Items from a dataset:
-----
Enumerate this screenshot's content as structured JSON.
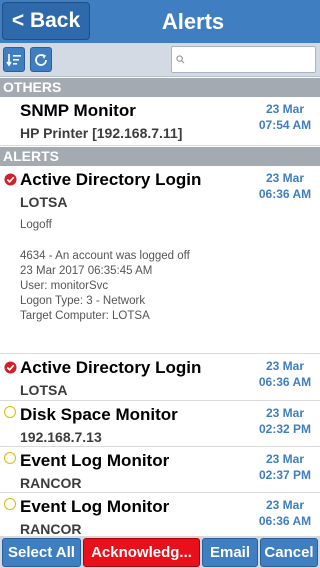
{
  "header": {
    "back_label": "< Back",
    "title": "Alerts"
  },
  "toolbar": {
    "sort_icon": "sort-icon",
    "refresh_icon": "refresh-icon",
    "search_placeholder": "",
    "search_icon": "search-icon"
  },
  "sections": {
    "others": "OTHERS",
    "alerts": "ALERTS"
  },
  "others_items": [
    {
      "name": "SNMP Monitor",
      "sub": "HP Printer [192.168.7.11]",
      "date": "23 Mar",
      "time": "07:54 AM",
      "status": "none"
    }
  ],
  "alert_items": [
    {
      "name": "Active Directory Login",
      "sub": "LOTSA",
      "date": "23 Mar",
      "time": "06:36 AM",
      "status": "checked",
      "summary": "Logoff",
      "details": [
        "4634 - An account was logged off",
        "23 Mar 2017 06:35:45 AM",
        "User: monitorSvc",
        "Logon Type: 3 - Network",
        "Target Computer: LOTSA"
      ]
    },
    {
      "name": "Active Directory Login",
      "sub": "LOTSA",
      "date": "23 Mar",
      "time": "06:36 AM",
      "status": "checked"
    },
    {
      "name": "Disk Space Monitor",
      "sub": "192.168.7.13",
      "date": "23 Mar",
      "time": "02:32 PM",
      "status": "pending"
    },
    {
      "name": "Event Log Monitor",
      "sub": "RANCOR",
      "date": "23 Mar",
      "time": "02:37 PM",
      "status": "pending"
    },
    {
      "name": "Event Log Monitor",
      "sub": "RANCOR",
      "date": "23 Mar",
      "time": "06:36 AM",
      "status": "pending"
    }
  ],
  "bottom": {
    "select_all": "Select All",
    "acknowledge": "Acknowledg...",
    "email": "Email",
    "cancel": "Cancel"
  },
  "colors": {
    "primary": "#3f7ec0",
    "danger": "#e8101a",
    "section": "#a4aab2",
    "check": "#d0202a",
    "pending": "#d6c000"
  }
}
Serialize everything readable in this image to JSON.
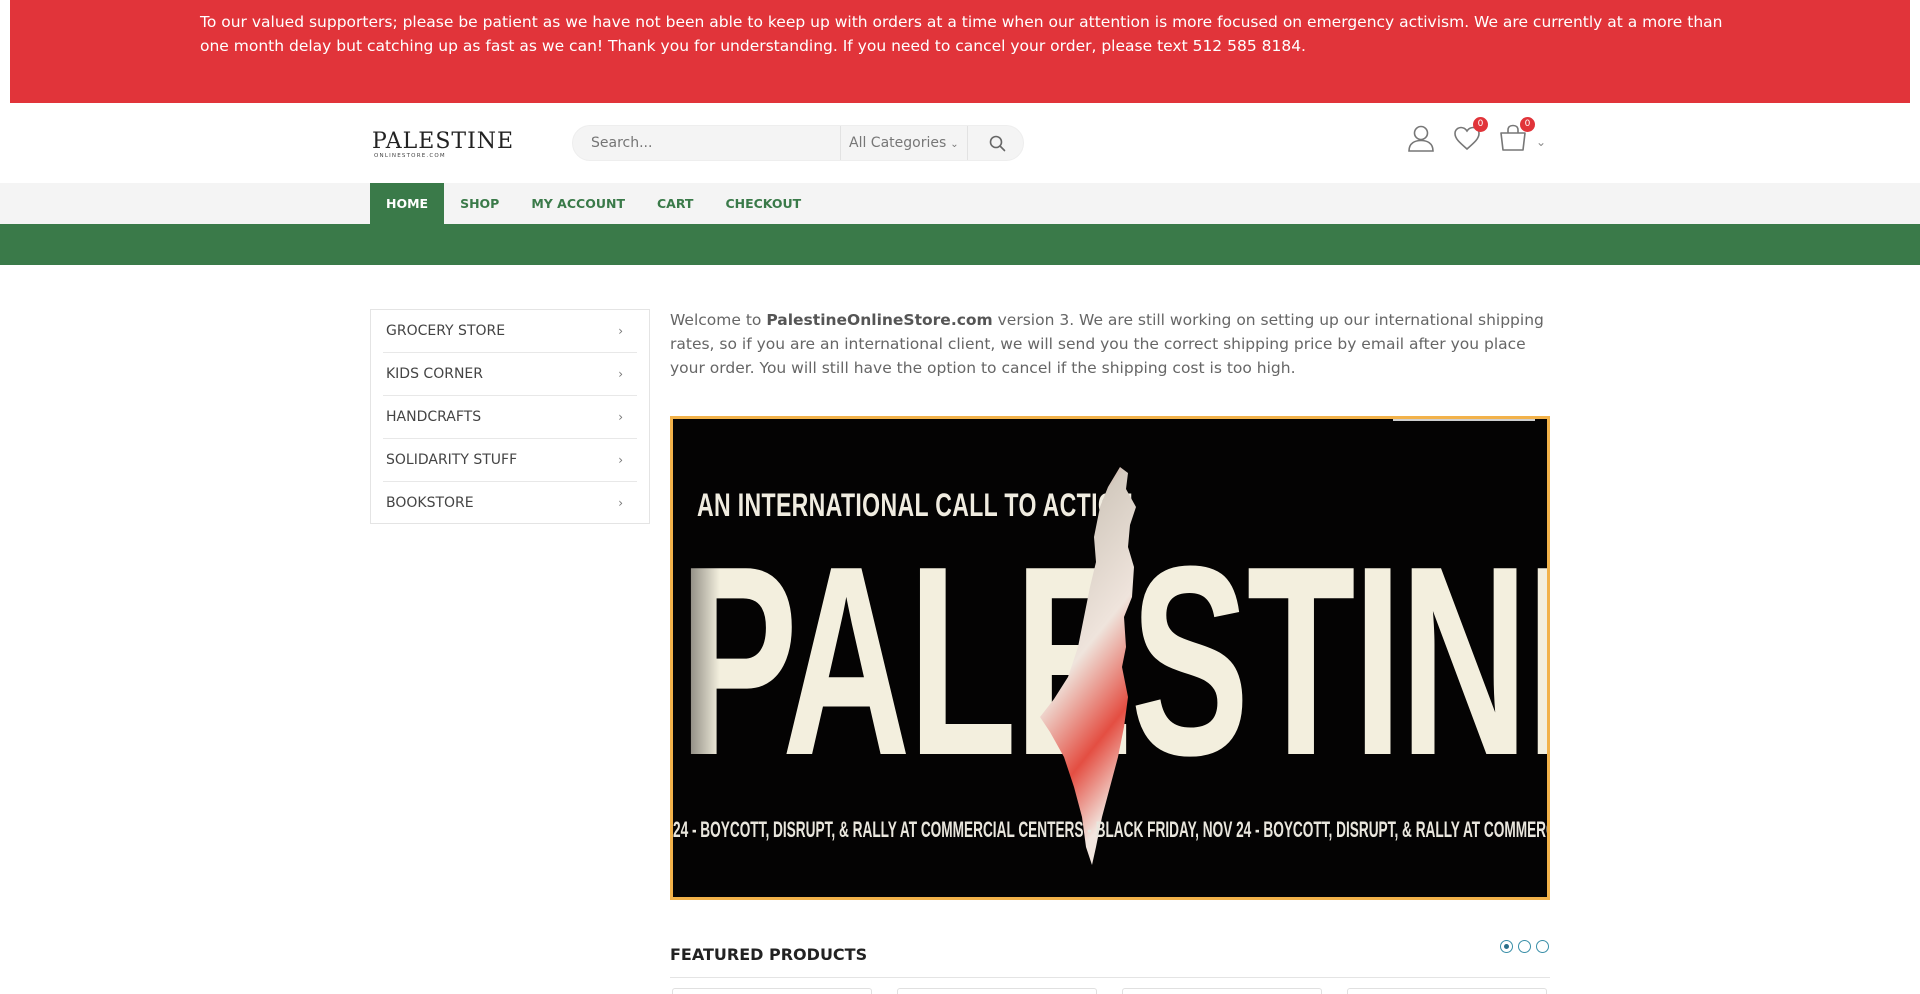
{
  "notice": {
    "text": "To our valued supporters; please be patient as we have not been able to keep up with orders at a time when our attention is more focused on emergency activism. We are currently at a more than one month delay but catching up as fast as we can! Thank you for understanding. If you need to cancel your order, please text 512 585 8184."
  },
  "header": {
    "logo_text": "PALESTINE",
    "logo_sub": "ONLINESTORE.COM",
    "search_placeholder": "Search...",
    "search_category": "All Categories",
    "wishlist_count": "0",
    "cart_count": "0"
  },
  "nav": {
    "items": [
      "HOME",
      "SHOP",
      "MY ACCOUNT",
      "CART",
      "CHECKOUT"
    ],
    "active": "HOME"
  },
  "sidebar": {
    "categories": [
      "GROCERY STORE",
      "KIDS CORNER",
      "HANDCRAFTS",
      "SOLIDARITY STUFF",
      "BOOKSTORE"
    ]
  },
  "intro": {
    "prefix": "Welcome to ",
    "site": "PalestineOnlineStore.com",
    "suffix": " version 3. We are still working on setting up our international shipping rates, so if you are an international client, we will send you the correct shipping price by email after you place your order. You will still have the option to cancel if the shipping cost is too high."
  },
  "banner": {
    "call_to_action": "AN INTERNATIONAL CALL TO ACTION",
    "headline": "PALESTINE!",
    "ticker": "24 -   BOYCOTT, DISRUPT, & RALLY AT COMMERCIAL CENTERS   - BLACK FRIDAY, NOV 24 -   BOYCOTT, DISRUPT, & RALLY AT COMMERCIAL CENTERS   - BLA"
  },
  "featured": {
    "title": "FEATURED PRODUCTS",
    "slides": 3,
    "active_slide": 1
  },
  "colors": {
    "notice_bg": "#e1343a",
    "brand_green": "#3a7a49",
    "banner_border": "#f2b24a",
    "badge_red": "#e1343a"
  },
  "icons": [
    "search-icon",
    "user-icon",
    "heart-icon",
    "cart-icon",
    "chevron-down-icon",
    "chevron-right-icon"
  ]
}
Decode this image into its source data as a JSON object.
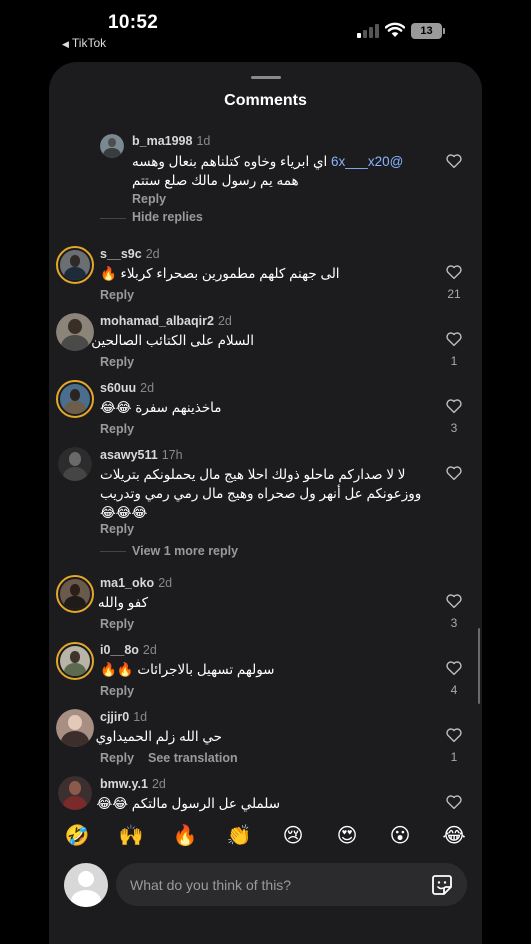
{
  "status_bar": {
    "time": "10:52",
    "back_app": "TikTok",
    "battery": "13"
  },
  "sheet": {
    "title": "Comments"
  },
  "reply_label": "Reply",
  "reply_thread": {
    "username": "b_ma1998",
    "time": "1d",
    "mention": "@6x___x20",
    "text_line1": "اي ابرياء وخاوه كتلناهم بنعال وهسه",
    "text_line2": "همه يم رسول مالك صلع ستتم",
    "hide_replies": "Hide replies"
  },
  "comments": [
    {
      "username": "s__s9c",
      "time": "2d",
      "text": "الى جهنم  كلهم مطمورين بصحراء كربلاء 🔥",
      "likes": "21"
    },
    {
      "username": "mohamad_albaqir2",
      "time": "2d",
      "text": "السلام على الكتائب الصالحين",
      "likes": "1"
    },
    {
      "username": "s60uu",
      "time": "2d",
      "text": "ماخذينهم سفرة 😂😂",
      "likes": "3"
    },
    {
      "username": "asawy511",
      "time": "17h",
      "text": "لا لا  صداركم ماحلو ذولك احلا هيج مال يحملونكم  بتريلات ووزعونكم عل أنهر ول صحراه وهيج مال رمي رمي وتدريب 😂😂😂",
      "likes": ""
    },
    {
      "username": "ma1_oko",
      "time": "2d",
      "text": "كفو والله",
      "likes": "3"
    },
    {
      "username": "i0__8o",
      "time": "2d",
      "text": "سولهم تسهيل بالاجرائات 🔥🔥",
      "likes": "4"
    },
    {
      "username": "cjjir0",
      "time": "1d",
      "text": "حي الله زلم الحميداوي",
      "likes": "1"
    },
    {
      "username": "bmw.y.1",
      "time": "2d",
      "text": "سلملي عل الرسول مالتكم 😂😂",
      "likes": ""
    }
  ],
  "view_more": "View 1 more reply",
  "see_translation": "See translation",
  "emojis": [
    "🤣",
    "🙌",
    "🔥",
    "👏",
    "😢",
    "😍",
    "😮",
    "😂"
  ],
  "composer": {
    "placeholder": "What do you think of this?"
  },
  "icons": {
    "heart": "heart-icon",
    "sticker": "sticker-icon",
    "signal": "cell-signal-icon",
    "wifi": "wifi-icon",
    "battery": "battery-icon"
  }
}
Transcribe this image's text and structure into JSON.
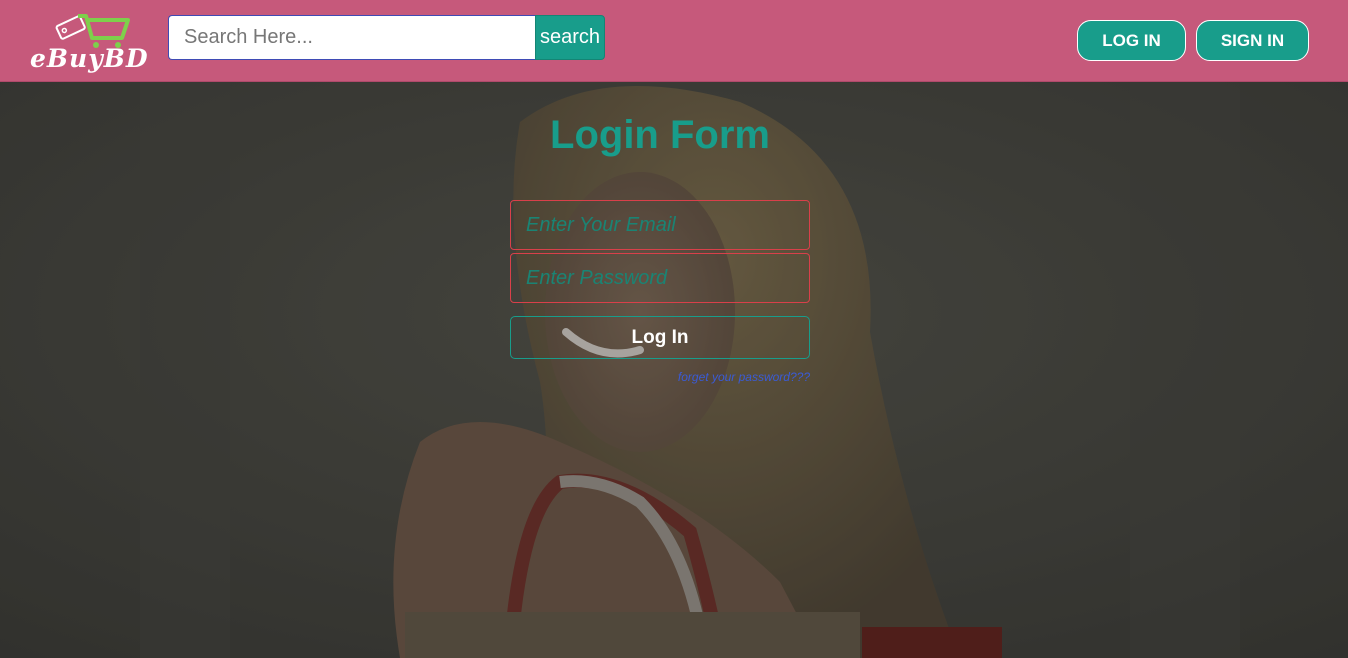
{
  "header": {
    "logo_text": "eBuyBD",
    "search": {
      "placeholder": "Search Here...",
      "button_label": "search"
    },
    "login_label": "LOG IN",
    "signin_label": "SIGN IN"
  },
  "form": {
    "title": "Login Form",
    "email_placeholder": "Enter Your Email",
    "password_placeholder": "Enter Password",
    "submit_label": "Log In",
    "forget_link": "forget your password???"
  },
  "colors": {
    "header_bg": "#c6597b",
    "accent": "#189d8b",
    "field_border": "#d9404a",
    "link": "#3a5bd6"
  }
}
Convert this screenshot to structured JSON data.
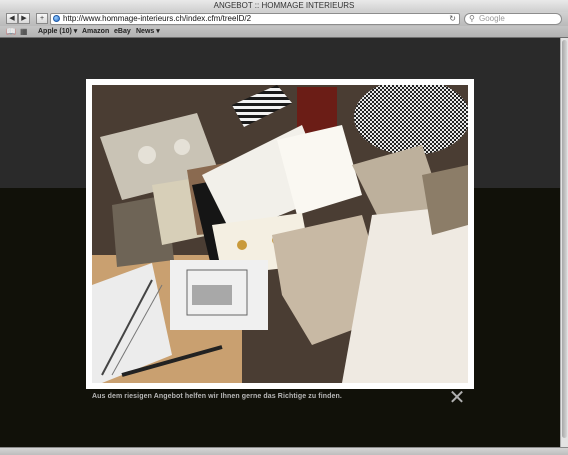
{
  "window": {
    "title": "ANGEBOT :: HOMMAGE INTERIEURS"
  },
  "toolbar": {
    "back_icon": "back-arrow-icon",
    "forward_icon": "forward-arrow-icon",
    "add_icon": "plus-icon",
    "url": "http://www.hommage-interieurs.ch/index.cfm/treeID/2",
    "reload_icon": "reload-icon",
    "search_placeholder": "Google"
  },
  "bookmarks": {
    "items": [
      {
        "label": "Apple (10) ▾"
      },
      {
        "label": "Amazon"
      },
      {
        "label": "eBay"
      },
      {
        "label": "News ▾"
      }
    ]
  },
  "lightbox": {
    "caption": "Aus dem riesigen Angebot helfen wir Ihnen gerne das Richtige zu finden.",
    "close_label": "✕"
  },
  "colors": {
    "page_top": "#2a2a2a",
    "page_bottom": "#111109",
    "caption": "#b7b7b7"
  }
}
-----
**WRITTEN REQUEST**
Without the pictures, print the whole listing exactly as given.

**RESPONSE**
Enumerate this screenshot's content as structured JSON.
{
  "header": {
    "back_label": "< Back",
    "title": "Alerts"
  },
  "toolbar": {
    "sort_icon": "sort-icon",
    "refresh_icon": "refresh-icon",
    "search_placeholder": "",
    "search_icon": "search-icon"
  },
  "sections": {
    "others": "OTHERS",
    "alerts": "ALERTS"
  },
  "others_items": [
    {
      "name": "SNMP Monitor",
      "sub": "HP Printer [192.168.7.11]",
      "date": "23 Mar",
      "time": "07:54 AM",
      "status": "none"
    }
  ],
  "alert_items": [
    {
      "name": "Active Directory Login",
      "sub": "LOTSA",
      "date": "23 Mar",
      "time": "06:36 AM",
      "status": "checked",
      "summary": "Logoff",
      "details": [
        "4634 - An account was logged off",
        "23 Mar 2017 06:35:45 AM",
        "User: monitorSvc",
        "Logon Type: 3 - Network",
        "Target Computer: LOTSA"
      ]
    },
    {
      "name": "Active Directory Login",
      "sub": "LOTSA",
      "date": "23 Mar",
      "time": "06:36 AM",
      "status": "checked"
    },
    {
      "name": "Disk Space Monitor",
      "sub": "192.168.7.13",
      "date": "23 Mar",
      "time": "02:32 PM",
      "status": "pending"
    },
    {
      "name": "Event Log Monitor",
      "sub": "RANCOR",
      "date": "23 Mar",
      "time": "02:37 PM",
      "status": "pending"
    },
    {
      "name": "Event Log Monitor",
      "sub": "RANCOR",
      "date": "23 Mar",
      "time": "06:36 AM",
      "status": "pending"
    }
  ],
  "bottom": {
    "select_all": "Select All",
    "acknowledge": "Acknowledg...",
    "email": "Email",
    "cancel": "Cancel"
  },
  "colors": {
    "primary": "#3f7ec0",
    "danger": "#e8101a",
    "section": "#a4aab2",
    "check": "#d0202a",
    "pending": "#d6c000"
  }
}
Serialize everything readable in this image to JSON.
{
  "notice": {
    "text": "To our valued supporters; please be patient as we have not been able to keep up with orders at a time when our attention is more focused on emergency activism. We are currently at a more than one month delay but catching up as fast as we can! Thank you for understanding. If you need to cancel your order, please text 512 585 8184."
  },
  "header": {
    "logo_text": "PALESTINE",
    "logo_sub": "ONLINESTORE.COM",
    "search_placeholder": "Search...",
    "search_category": "All Categories",
    "wishlist_count": "0",
    "cart_count": "0"
  },
  "nav": {
    "items": [
      "HOME",
      "SHOP",
      "MY ACCOUNT",
      "CART",
      "CHECKOUT"
    ],
    "active": "HOME"
  },
  "sidebar": {
    "categories": [
      "GROCERY STORE",
      "KIDS CORNER",
      "HANDCRAFTS",
      "SOLIDARITY STUFF",
      "BOOKSTORE"
    ]
  },
  "intro": {
    "prefix": "Welcome to ",
    "site": "PalestineOnlineStore.com",
    "suffix": " version 3. We are still working on setting up our international shipping rates, so if you are an international client, we will send you the correct shipping price by email after you place your order. You will still have the option to cancel if the shipping cost is too high."
  },
  "banner": {
    "call_to_action": "AN INTERNATIONAL CALL TO ACTION",
    "headline": "PALESTINE!",
    "ticker": "24 -   BOYCOTT, DISRUPT, & RALLY AT COMMERCIAL CENTERS   - BLACK FRIDAY, NOV 24 -   BOYCOTT, DISRUPT, & RALLY AT COMMERCIAL CENTERS   - BLA"
  },
  "featured": {
    "title": "FEATURED PRODUCTS",
    "slides": 3,
    "active_slide": 1
  },
  "colors": {
    "notice_bg": "#e1343a",
    "brand_green": "#3a7a49",
    "banner_border": "#f2b24a",
    "badge_red": "#e1343a"
  },
  "icons": [
    "search-icon",
    "user-icon",
    "heart-icon",
    "cart-icon",
    "chevron-down-icon",
    "chevron-right-icon"
  ]
}
Decode this image into its source data as a JSON object.
{
  "status_bar": {
    "time": "10:52",
    "back_app": "TikTok",
    "battery": "13"
  },
  "sheet": {
    "title": "Comments"
  },
  "reply_label": "Reply",
  "reply_thread": {
    "username": "b_ma1998",
    "time": "1d",
    "mention": "@6x___x20",
    "text_line1": "اي ابرياء وخاوه كتلناهم بنعال وهسه",
    "text_line2": "همه يم رسول مالك صلع ستتم",
    "hide_replies": "Hide replies"
  },
  "comments": [
    {
      "username": "s__s9c",
      "time": "2d",
      "text": "الى جهنم  كلهم مطمورين بصحراء كربلاء 🔥",
      "likes": "21"
    },
    {
      "username": "mohamad_albaqir2",
      "time": "2d",
      "text": "السلام على الكتائب الصالحين",
      "likes": "1"
    },
    {
      "username": "s60uu",
      "time": "2d",
      "text": "ماخذينهم سفرة 😂😂",
      "likes": "3"
    },
    {
      "username": "asawy511",
      "time": "17h",
      "text": "لا لا  صداركم ماحلو ذولك احلا هيج مال يحملونكم  بتريلات ووزعونكم عل أنهر ول صحراه وهيج مال رمي رمي وتدريب 😂😂😂",
      "likes": ""
    },
    {
      "username": "ma1_oko",
      "time": "2d",
      "text": "كفو والله",
      "likes": "3"
    },
    {
      "username": "i0__8o",
      "time": "2d",
      "text": "سولهم تسهيل بالاجرائات 🔥🔥",
      "likes": "4"
    },
    {
      "username": "cjjir0",
      "time": "1d",
      "text": "حي الله زلم الحميداوي",
      "likes": "1"
    },
    {
      "username": "bmw.y.1",
      "time": "2d",
      "text": "سلملي عل الرسول مالتكم 😂😂",
      "likes": ""
    }
  ],
  "view_more": "View 1 more reply",
  "see_translation": "See translation",
  "emojis": [
    "🤣",
    "🙌",
    "🔥",
    "👏",
    "😢",
    "😍",
    "😮",
    "😂"
  ],
  "composer": {
    "placeholder": "What do you think of this?"
  },
  "icons": {
    "heart": "heart-icon",
    "sticker": "sticker-icon",
    "signal": "cell-signal-icon",
    "wifi": "wifi-icon",
    "battery": "battery-icon"
  }
}
Transcribe this image's text and structure into JSON.
{
  "header": {
    "logo_text": "eBuyBD",
    "search": {
      "placeholder": "Search Here...",
      "button_label": "search"
    },
    "login_label": "LOG IN",
    "signin_label": "SIGN IN"
  },
  "form": {
    "title": "Login Form",
    "email_placeholder": "Enter Your Email",
    "password_placeholder": "Enter Password",
    "submit_label": "Log In",
    "forget_link": "forget your password???"
  },
  "colors": {
    "header_bg": "#c6597b",
    "accent": "#189d8b",
    "field_border": "#d9404a",
    "link": "#3a5bd6"
  }
}
Convert this screenshot to structured JSON data.
{
  "window": {
    "title": "ANGEBOT :: HOMMAGE INTERIEURS"
  },
  "toolbar": {
    "back_icon": "back-arrow-icon",
    "forward_icon": "forward-arrow-icon",
    "add_icon": "plus-icon",
    "url": "http://www.hommage-interieurs.ch/index.cfm/treeID/2",
    "reload_icon": "reload-icon",
    "search_placeholder": "Google"
  },
  "bookmarks": {
    "items": [
      {
        "label": "Apple (10) ▾"
      },
      {
        "label": "Amazon"
      },
      {
        "label": "eBay"
      },
      {
        "label": "News ▾"
      }
    ]
  },
  "lightbox": {
    "caption": "Aus dem riesigen Angebot helfen wir Ihnen gerne das Richtige zu finden.",
    "close_label": "✕"
  },
  "colors": {
    "page_top": "#2a2a2a",
    "page_bottom": "#111109",
    "caption": "#b7b7b7"
  }
}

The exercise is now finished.